Reproduce the listing below in full and without alteration, apart from its pictures.

Figure data in JSON
────────────────────────────────────────

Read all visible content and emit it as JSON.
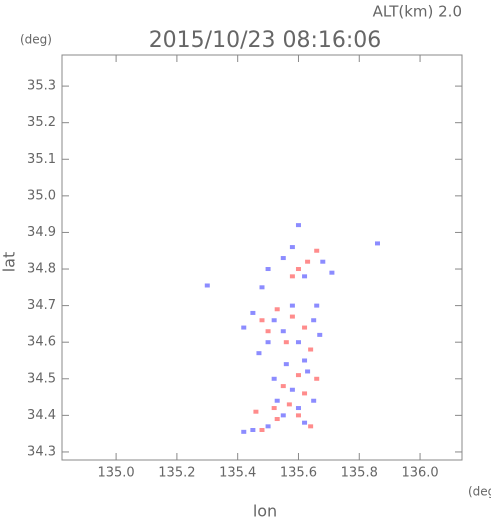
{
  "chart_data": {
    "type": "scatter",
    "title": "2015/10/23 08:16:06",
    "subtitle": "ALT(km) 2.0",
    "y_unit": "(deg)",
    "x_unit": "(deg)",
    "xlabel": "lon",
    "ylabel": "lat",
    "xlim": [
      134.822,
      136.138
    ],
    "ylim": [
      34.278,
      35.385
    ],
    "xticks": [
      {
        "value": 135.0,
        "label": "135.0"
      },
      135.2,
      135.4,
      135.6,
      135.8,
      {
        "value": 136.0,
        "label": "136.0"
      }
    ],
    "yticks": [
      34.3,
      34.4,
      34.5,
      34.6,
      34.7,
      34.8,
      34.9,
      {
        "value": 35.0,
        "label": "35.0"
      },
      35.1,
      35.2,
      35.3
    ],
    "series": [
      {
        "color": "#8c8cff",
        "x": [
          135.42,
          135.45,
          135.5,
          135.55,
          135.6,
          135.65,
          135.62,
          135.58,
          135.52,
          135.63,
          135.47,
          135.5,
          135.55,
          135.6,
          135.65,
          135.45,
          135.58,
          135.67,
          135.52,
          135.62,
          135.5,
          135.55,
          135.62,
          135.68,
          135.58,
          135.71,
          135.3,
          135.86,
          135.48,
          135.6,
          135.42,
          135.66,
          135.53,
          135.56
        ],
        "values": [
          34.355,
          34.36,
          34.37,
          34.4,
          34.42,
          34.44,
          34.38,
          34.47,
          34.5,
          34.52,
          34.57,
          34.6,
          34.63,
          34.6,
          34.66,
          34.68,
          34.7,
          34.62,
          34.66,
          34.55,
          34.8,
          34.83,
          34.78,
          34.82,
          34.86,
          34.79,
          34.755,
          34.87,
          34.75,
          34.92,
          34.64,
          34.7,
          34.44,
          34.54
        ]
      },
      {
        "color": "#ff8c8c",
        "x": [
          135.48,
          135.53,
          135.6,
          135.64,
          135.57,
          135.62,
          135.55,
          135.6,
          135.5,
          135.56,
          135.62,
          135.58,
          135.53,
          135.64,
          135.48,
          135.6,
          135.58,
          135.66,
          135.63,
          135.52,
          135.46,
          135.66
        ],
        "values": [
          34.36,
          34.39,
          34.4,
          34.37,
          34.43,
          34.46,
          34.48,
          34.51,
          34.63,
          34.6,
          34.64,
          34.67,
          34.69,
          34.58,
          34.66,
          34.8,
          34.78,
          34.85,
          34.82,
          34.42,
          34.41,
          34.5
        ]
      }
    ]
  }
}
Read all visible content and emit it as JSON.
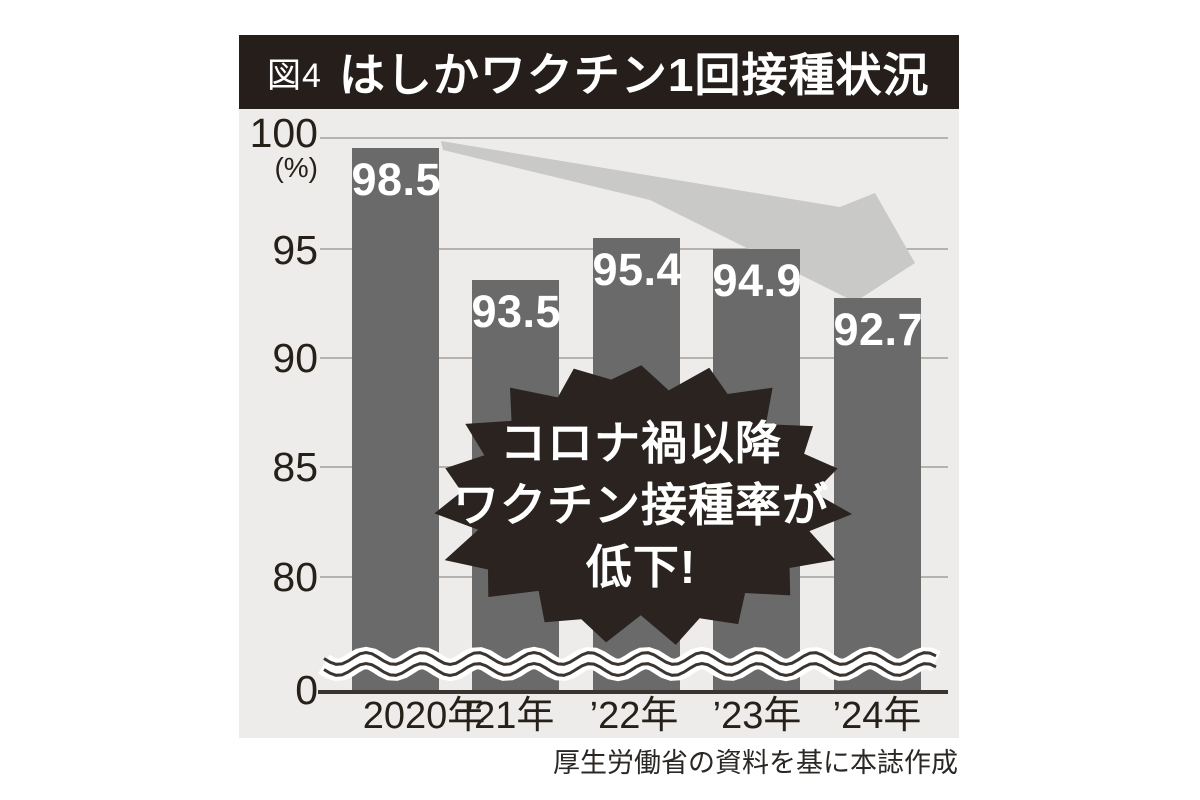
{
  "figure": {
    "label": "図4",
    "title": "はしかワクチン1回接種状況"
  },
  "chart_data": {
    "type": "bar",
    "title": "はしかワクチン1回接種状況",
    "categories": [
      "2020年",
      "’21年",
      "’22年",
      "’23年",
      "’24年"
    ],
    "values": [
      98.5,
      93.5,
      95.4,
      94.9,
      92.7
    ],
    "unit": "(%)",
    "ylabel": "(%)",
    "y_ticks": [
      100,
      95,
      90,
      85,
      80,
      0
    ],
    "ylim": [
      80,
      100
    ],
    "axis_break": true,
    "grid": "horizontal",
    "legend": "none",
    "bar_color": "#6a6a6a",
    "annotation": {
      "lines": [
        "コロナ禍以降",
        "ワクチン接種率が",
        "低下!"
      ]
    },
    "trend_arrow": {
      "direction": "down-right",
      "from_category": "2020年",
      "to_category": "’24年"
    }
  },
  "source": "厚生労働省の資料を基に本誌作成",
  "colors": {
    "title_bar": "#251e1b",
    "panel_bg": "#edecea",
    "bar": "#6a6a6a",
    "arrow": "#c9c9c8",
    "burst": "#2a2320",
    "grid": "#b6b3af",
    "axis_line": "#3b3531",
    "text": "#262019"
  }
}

────────────────────────────────────────

(EXERCISE ANSWER):
Read all visible content and emit it as JSON.
{
  "chart_data": {
    "type": "scatter",
    "title": "2015/10/23 08:16:06",
    "subtitle": "ALT(km) 2.0",
    "y_unit": "(deg)",
    "x_unit": "(deg)",
    "xlabel": "lon",
    "ylabel": "lat",
    "xlim": [
      134.822,
      136.138
    ],
    "ylim": [
      34.278,
      35.385
    ],
    "xticks": [
      {
        "value": 135.0,
        "label": "135.0"
      },
      135.2,
      135.4,
      135.6,
      135.8,
      {
        "value": 136.0,
        "label": "136.0"
      }
    ],
    "yticks": [
      34.3,
      34.4,
      34.5,
      34.6,
      34.7,
      34.8,
      34.9,
      {
        "value": 35.0,
        "label": "35.0"
      },
      35.1,
      35.2,
      35.3
    ],
    "series": [
      {
        "color": "#8c8cff",
        "x": [
          135.42,
          135.45,
          135.5,
          135.55,
          135.6,
          135.65,
          135.62,
          135.58,
          135.52,
          135.63,
          135.47,
          135.5,
          135.55,
          135.6,
          135.65,
          135.45,
          135.58,
          135.67,
          135.52,
          135.62,
          135.5,
          135.55,
          135.62,
          135.68,
          135.58,
          135.71,
          135.3,
          135.86,
          135.48,
          135.6,
          135.42,
          135.66,
          135.53,
          135.56
        ],
        "values": [
          34.355,
          34.36,
          34.37,
          34.4,
          34.42,
          34.44,
          34.38,
          34.47,
          34.5,
          34.52,
          34.57,
          34.6,
          34.63,
          34.6,
          34.66,
          34.68,
          34.7,
          34.62,
          34.66,
          34.55,
          34.8,
          34.83,
          34.78,
          34.82,
          34.86,
          34.79,
          34.755,
          34.87,
          34.75,
          34.92,
          34.64,
          34.7,
          34.44,
          34.54
        ]
      },
      {
        "color": "#ff8c8c",
        "x": [
          135.48,
          135.53,
          135.6,
          135.64,
          135.57,
          135.62,
          135.55,
          135.6,
          135.5,
          135.56,
          135.62,
          135.58,
          135.53,
          135.64,
          135.48,
          135.6,
          135.58,
          135.66,
          135.63,
          135.52,
          135.46,
          135.66
        ],
        "values": [
          34.36,
          34.39,
          34.4,
          34.37,
          34.43,
          34.46,
          34.48,
          34.51,
          34.63,
          34.6,
          34.64,
          34.67,
          34.69,
          34.58,
          34.66,
          34.8,
          34.78,
          34.85,
          34.82,
          34.42,
          34.41,
          34.5
        ]
      }
    ]
  }
}
Read all visible content and emit it as JSON.
{
  "figure": {
    "label": "図4",
    "title": "はしかワクチン1回接種状況"
  },
  "chart_data": {
    "type": "bar",
    "title": "はしかワクチン1回接種状況",
    "categories": [
      "2020年",
      "’21年",
      "’22年",
      "’23年",
      "’24年"
    ],
    "values": [
      98.5,
      93.5,
      95.4,
      94.9,
      92.7
    ],
    "unit": "(%)",
    "ylabel": "(%)",
    "y_ticks": [
      100,
      95,
      90,
      85,
      80,
      0
    ],
    "ylim": [
      80,
      100
    ],
    "axis_break": true,
    "grid": "horizontal",
    "legend": "none",
    "bar_color": "#6a6a6a",
    "annotation": {
      "lines": [
        "コロナ禍以降",
        "ワクチン接種率が",
        "低下!"
      ]
    },
    "trend_arrow": {
      "direction": "down-right",
      "from_category": "2020年",
      "to_category": "’24年"
    }
  },
  "source": "厚生労働省の資料を基に本誌作成",
  "colors": {
    "title_bar": "#251e1b",
    "panel_bg": "#edecea",
    "bar": "#6a6a6a",
    "arrow": "#c9c9c8",
    "burst": "#2a2320",
    "grid": "#b6b3af",
    "axis_line": "#3b3531",
    "text": "#262019"
  }
}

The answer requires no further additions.